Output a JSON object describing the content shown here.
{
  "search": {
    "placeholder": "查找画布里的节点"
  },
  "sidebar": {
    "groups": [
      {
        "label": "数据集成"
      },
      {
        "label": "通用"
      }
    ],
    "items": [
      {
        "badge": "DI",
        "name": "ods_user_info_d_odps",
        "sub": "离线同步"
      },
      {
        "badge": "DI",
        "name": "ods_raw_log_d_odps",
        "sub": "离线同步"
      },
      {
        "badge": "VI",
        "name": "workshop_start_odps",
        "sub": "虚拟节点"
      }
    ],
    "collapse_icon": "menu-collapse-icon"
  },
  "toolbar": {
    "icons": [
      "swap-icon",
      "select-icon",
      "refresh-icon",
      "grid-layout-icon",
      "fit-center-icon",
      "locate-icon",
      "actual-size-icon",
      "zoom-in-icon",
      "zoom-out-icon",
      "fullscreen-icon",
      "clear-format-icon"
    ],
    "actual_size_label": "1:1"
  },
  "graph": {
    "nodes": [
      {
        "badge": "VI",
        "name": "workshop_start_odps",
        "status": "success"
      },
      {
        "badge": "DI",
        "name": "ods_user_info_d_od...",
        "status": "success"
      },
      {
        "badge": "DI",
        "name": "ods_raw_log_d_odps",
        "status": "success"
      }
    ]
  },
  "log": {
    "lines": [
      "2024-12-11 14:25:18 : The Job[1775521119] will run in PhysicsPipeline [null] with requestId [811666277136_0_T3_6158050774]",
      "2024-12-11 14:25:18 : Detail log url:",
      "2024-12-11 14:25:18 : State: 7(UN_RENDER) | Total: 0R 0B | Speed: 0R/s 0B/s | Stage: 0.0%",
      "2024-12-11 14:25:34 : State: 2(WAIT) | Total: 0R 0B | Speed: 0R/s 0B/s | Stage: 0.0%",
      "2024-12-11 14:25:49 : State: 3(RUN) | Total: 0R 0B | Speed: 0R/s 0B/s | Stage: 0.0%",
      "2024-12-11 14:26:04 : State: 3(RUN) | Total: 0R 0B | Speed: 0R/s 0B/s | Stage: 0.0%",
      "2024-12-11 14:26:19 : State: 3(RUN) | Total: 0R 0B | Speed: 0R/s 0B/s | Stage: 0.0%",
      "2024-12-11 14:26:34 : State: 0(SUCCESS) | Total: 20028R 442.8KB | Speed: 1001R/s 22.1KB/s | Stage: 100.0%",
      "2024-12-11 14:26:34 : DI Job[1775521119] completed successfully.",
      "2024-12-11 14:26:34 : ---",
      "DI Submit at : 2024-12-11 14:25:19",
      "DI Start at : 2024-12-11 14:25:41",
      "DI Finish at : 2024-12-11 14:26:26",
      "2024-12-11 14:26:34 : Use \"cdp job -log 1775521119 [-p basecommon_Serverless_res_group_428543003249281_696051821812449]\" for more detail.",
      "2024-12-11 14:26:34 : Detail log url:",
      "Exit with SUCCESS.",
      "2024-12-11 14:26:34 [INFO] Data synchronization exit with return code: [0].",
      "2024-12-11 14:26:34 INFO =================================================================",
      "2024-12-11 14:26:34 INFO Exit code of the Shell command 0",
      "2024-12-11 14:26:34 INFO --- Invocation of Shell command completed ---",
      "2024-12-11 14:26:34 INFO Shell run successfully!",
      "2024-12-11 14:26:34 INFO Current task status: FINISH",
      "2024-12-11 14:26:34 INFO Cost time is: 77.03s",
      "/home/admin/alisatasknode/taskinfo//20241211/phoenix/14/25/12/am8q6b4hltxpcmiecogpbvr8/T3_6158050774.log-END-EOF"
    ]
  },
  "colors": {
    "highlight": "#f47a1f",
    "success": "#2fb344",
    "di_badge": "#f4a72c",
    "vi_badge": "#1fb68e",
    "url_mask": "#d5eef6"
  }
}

**Task directions:** Pick each line holding the word "State" out of the listing.

**Result for this exercise:**
      "2024-12-11 14:25:18 : State: 7(UN_RENDER) | Total: 0R 0B | Speed: 0R/s 0B/s | Stage: 0.0%",
      "2024-12-11 14:25:34 : State: 2(WAIT) | Total: 0R 0B | Speed: 0R/s 0B/s | Stage: 0.0%",
      "2024-12-11 14:25:49 : State: 3(RUN) | Total: 0R 0B | Speed: 0R/s 0B/s | Stage: 0.0%",
      "2024-12-11 14:26:04 : State: 3(RUN) | Total: 0R 0B | Speed: 0R/s 0B/s | Stage: 0.0%",
      "2024-12-11 14:26:19 : State: 3(RUN) | Total: 0R 0B | Speed: 0R/s 0B/s | Stage: 0.0%",
      "2024-12-11 14:26:34 : State: 0(SUCCESS) | Total: 20028R 442.8KB | Speed: 1001R/s 22.1KB/s | Stage: 100.0%",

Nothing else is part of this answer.